**Fragment tekstu:**
- - -
Reklama

Pedagogika miłosierdzia (13)

Urazy chętnie darować

Bądź na bieżąco!

Zapisz się do newslettera

Historia ludzkości to oprócz wielkich osiągnięć, wspaniałych ludzi także wiele niezrozumiałych wojen, po których zostały urazy między narodami i sąsiadami. Do dzisiaj wielu z nas na wspomnienie pewnych narodowości, partii czy grup społecznych nagle widzi przed oczyma tragedie, które dotknęły ich osobiście bądź ich najbliższych. Na frontach wojen, w łagrach, podczas „ścieżek zdrowia” ginęli fizycznie i duchowo ludzie niewinni, często sercem oddani służbie Bogu i ludziom. Jak wobec ich oprawców zachować postawę przebaczenia, życzliwości? Po ludzku patrząc, to prawie niemożliwe.
- - -
Wykaz obszarów elementów:
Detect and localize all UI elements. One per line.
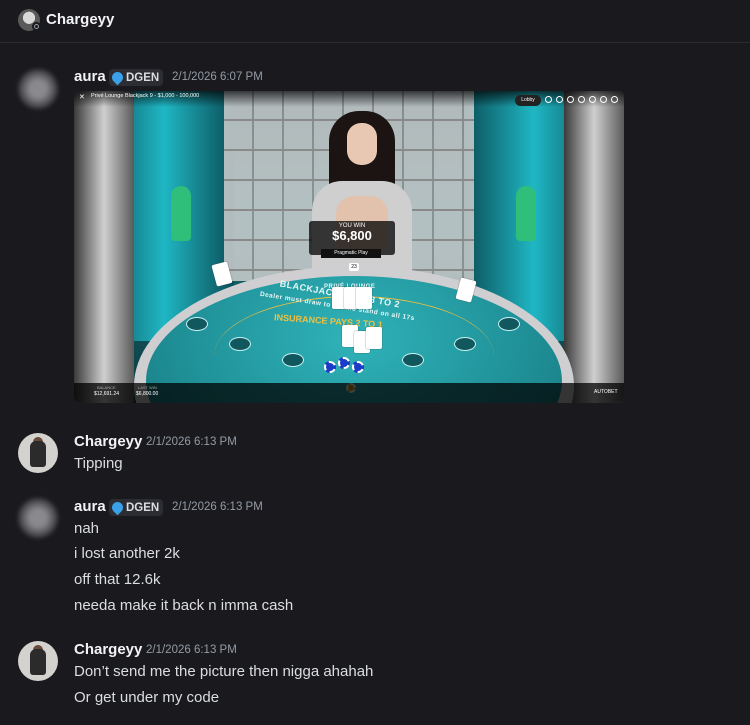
message-timestamp[interactable]: 2/1/2026 6:07 PM	[172, 71, 263, 83]
message-timestamp[interactable]: 2/1/2026 6:13 PM	[146, 436, 237, 448]
card-count: 23	[349, 263, 359, 271]
last-win-value: $6,800.00	[136, 391, 159, 397]
guild-tag-badge[interactable]: DGEN	[109, 499, 164, 516]
message-timestamp[interactable]: 2/1/2026 6:13 PM	[146, 644, 237, 656]
message-text: Tipping	[74, 455, 123, 472]
guild-tag-label: DGEN	[126, 71, 160, 84]
message-text: Or get under my code	[74, 689, 220, 706]
message-author[interactable]: Chargeyy	[74, 433, 142, 450]
image-attachment[interactable]: PRIVÉ LOUNGE BLACKJACK PAYS 3 TO 2 Deale…	[74, 91, 624, 403]
provider-label: Pragmatic Play	[321, 249, 381, 258]
guild-tag-badge[interactable]: DGEN	[109, 69, 164, 86]
dealer	[347, 123, 377, 165]
message-text: Don’t send me the picture then nigga aha…	[74, 663, 374, 680]
message-text: needa make it back n imma cash	[74, 597, 294, 614]
avatar-aura[interactable]	[18, 498, 58, 538]
message-author[interactable]: Chargeyy	[74, 641, 142, 658]
lobby-button: Lobby	[515, 95, 541, 106]
lamp-left	[171, 186, 191, 241]
droplet-icon	[109, 69, 126, 86]
lamp-right	[516, 186, 536, 241]
balance-value: $12,691.24	[94, 391, 120, 397]
guild-tag-label: DGEN	[126, 501, 160, 514]
game-title: Privé Lounge Blackjack 9 - $1,000 - 100,…	[91, 93, 200, 99]
message-author[interactable]: aura	[74, 68, 106, 85]
channel-title: Chargeyy	[46, 11, 115, 28]
droplet-icon	[109, 499, 126, 516]
message-text: nah	[74, 520, 100, 537]
channel-header: Chargeyy	[0, 0, 750, 43]
avatar-chargeyy[interactable]	[18, 433, 58, 473]
avatar-chargeyy[interactable]	[18, 641, 58, 681]
avatar-aura[interactable]	[18, 69, 58, 109]
message-text: off that 12.6k	[74, 571, 161, 588]
message-text: i lost another 2k	[74, 545, 180, 562]
status-indicator-icon	[32, 22, 41, 31]
message-author[interactable]: aura	[74, 498, 106, 515]
autobet-label: AUTOBET	[594, 389, 618, 395]
message-timestamp[interactable]: 2/1/2026 6:13 PM	[172, 501, 263, 513]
- - -
**Zadania do wykonania:**
1 – Przepisz z fragmentu o darowaniu uraz odcinek od „Urazy chętnie darować” aż do „to prawie niemożliwe.”, słowo w słowo.
2 – Gdzie według fragmentu o darowaniu uraz ginęli niewinni ludzie?

**Odpowiedzi do zadań:**
1 –
Urazy chętnie darować

Bądź na bieżąco!

Zapisz się do newslettera

Historia ludzkości to oprócz wielkich osiągnięć, wspaniałych ludzi także wiele niezrozumiałych wojen, po których zostały urazy między narodami i sąsiadami. Do dzisiaj wielu z nas na wspomnienie pewnych narodowości, partii czy grup społecznych nagle widzi przed oczyma tragedie, które dotknęły ich osobiście bądź ich najbliższych. Na frontach wojen, w łagrach, podczas „ścieżek zdrowia” ginęli fizycznie i duchowo ludzie niewinni, często sercem oddani służbie Bogu i ludziom. Jak wobec ich oprawców zachować postawę przebaczenia, życzliwości? Po ludzku patrząc, to prawie niemożliwe.

2 – Na frontach wojen, w łagrach i podczas „ścieżek zdrowia”.